GOAL OF THE EXERCISE - Output the data word for word, dropping every image.

Recorded data
########
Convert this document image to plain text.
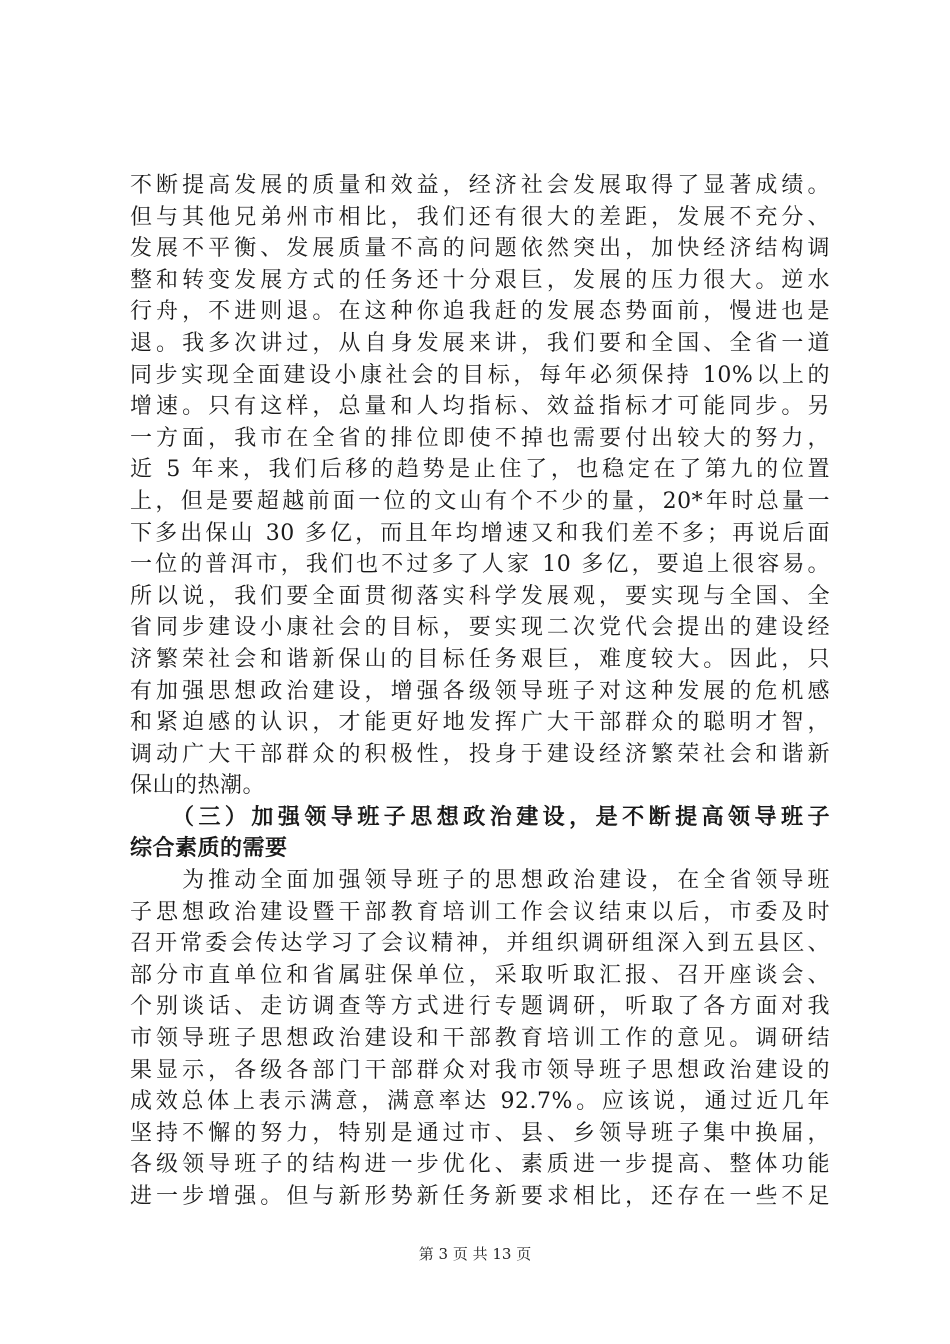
不断提高发展的质量和效益，经济社会发展取得了显著成绩。
但与其他兄弟州市相比，我们还有很大的差距，发展不充分、
发展不平衡、发展质量不高的问题依然突出，加快经济结构调
整和转变发展方式的任务还十分艰巨，发展的压力很大。逆水
行舟，不进则退。在这种你追我赶的发展态势面前，慢进也是
退。我多次讲过，从自身发展来讲，我们要和全国、全省一道
同步实现全面建设小康社会的目标，每年必须保持 10%以上的
增速。只有这样，总量和人均指标、效益指标才可能同步。另
一方面，我市在全省的排位即使不掉也需要付出较大的努力，
近 5 年来，我们后移的趋势是止住了，也稳定在了第九的位置
上，但是要超越前面一位的文山有个不少的量，20*年时总量一
下多出保山 30 多亿，而且年均增速又和我们差不多；再说后面
一位的普洱市，我们也不过多了人家 10 多亿，要追上很容易。
所以说，我们要全面贯彻落实科学发展观，要实现与全国、全
省同步建设小康社会的目标，要实现二次党代会提出的建设经
济繁荣社会和谐新保山的目标任务艰巨，难度较大。因此，只
有加强思想政治建设，增强各级领导班子对这种发展的危机感
和紧迫感的认识，才能更好地发挥广大干部群众的聪明才智，
调动广大干部群众的积极性，投身于建设经济繁荣社会和谐新
保山的热潮。
　　（三）加强领导班子思想政治建设，是不断提高领导班子
综合素质的需要
　　为推动全面加强领导班子的思想政治建设，在全省领导班
子思想政治建设暨干部教育培训工作会议结束以后，市委及时
召开常委会传达学习了会议精神，并组织调研组深入到五县区、
部分市直单位和省属驻保单位，采取听取汇报、召开座谈会、
个别谈话、走访调查等方式进行专题调研，听取了各方面对我
市领导班子思想政治建设和干部教育培训工作的意见。调研结
果显示，各级各部门干部群众对我市领导班子思想政治建设的
成效总体上表示满意，满意率达 92.7%。应该说，通过近几年
坚持不懈的努力，特别是通过市、县、乡领导班子集中换届，
各级领导班子的结构进一步优化、素质进一步提高、整体功能
进一步增强。但与新形势新任务新要求相比，还存在一些不足
第 3 页 共 13 页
########
SOLUTION FOR THIS PROBLEM -
Convert this document image to plain text.
不断提高发展的质量和效益，经济社会发展取得了显著成绩。
但与其他兄弟州市相比，我们还有很大的差距，发展不充分、
发展不平衡、发展质量不高的问题依然突出，加快经济结构调
整和转变发展方式的任务还十分艰巨，发展的压力很大。逆水
行舟，不进则退。在这种你追我赶的发展态势面前，慢进也是
退。我多次讲过，从自身发展来讲，我们要和全国、全省一道
同步实现全面建设小康社会的目标，每年必须保持 10%以上的
增速。只有这样，总量和人均指标、效益指标才可能同步。另
一方面，我市在全省的排位即使不掉也需要付出较大的努力，
近 5 年来，我们后移的趋势是止住了，也稳定在了第九的位置
上，但是要超越前面一位的文山有个不少的量，20*年时总量一
下多出保山 30 多亿，而且年均增速又和我们差不多；再说后面
一位的普洱市，我们也不过多了人家 10 多亿，要追上很容易。
所以说，我们要全面贯彻落实科学发展观，要实现与全国、全
省同步建设小康社会的目标，要实现二次党代会提出的建设经
济繁荣社会和谐新保山的目标任务艰巨，难度较大。因此，只
有加强思想政治建设，增强各级领导班子对这种发展的危机感
和紧迫感的认识，才能更好地发挥广大干部群众的聪明才智，
调动广大干部群众的积极性，投身于建设经济繁荣社会和谐新
保山的热潮。
　　（三）加强领导班子思想政治建设，是不断提高领导班子
综合素质的需要
　　为推动全面加强领导班子的思想政治建设，在全省领导班
子思想政治建设暨干部教育培训工作会议结束以后，市委及时
召开常委会传达学习了会议精神，并组织调研组深入到五县区、
部分市直单位和省属驻保单位，采取听取汇报、召开座谈会、
个别谈话、走访调查等方式进行专题调研，听取了各方面对我
市领导班子思想政治建设和干部教育培训工作的意见。调研结
果显示，各级各部门干部群众对我市领导班子思想政治建设的
成效总体上表示满意，满意率达 92.7%。应该说，通过近几年
坚持不懈的努力，特别是通过市、县、乡领导班子集中换届，
各级领导班子的结构进一步优化、素质进一步提高、整体功能
进一步增强。但与新形势新任务新要求相比，还存在一些不足
第 3 页 共 13 页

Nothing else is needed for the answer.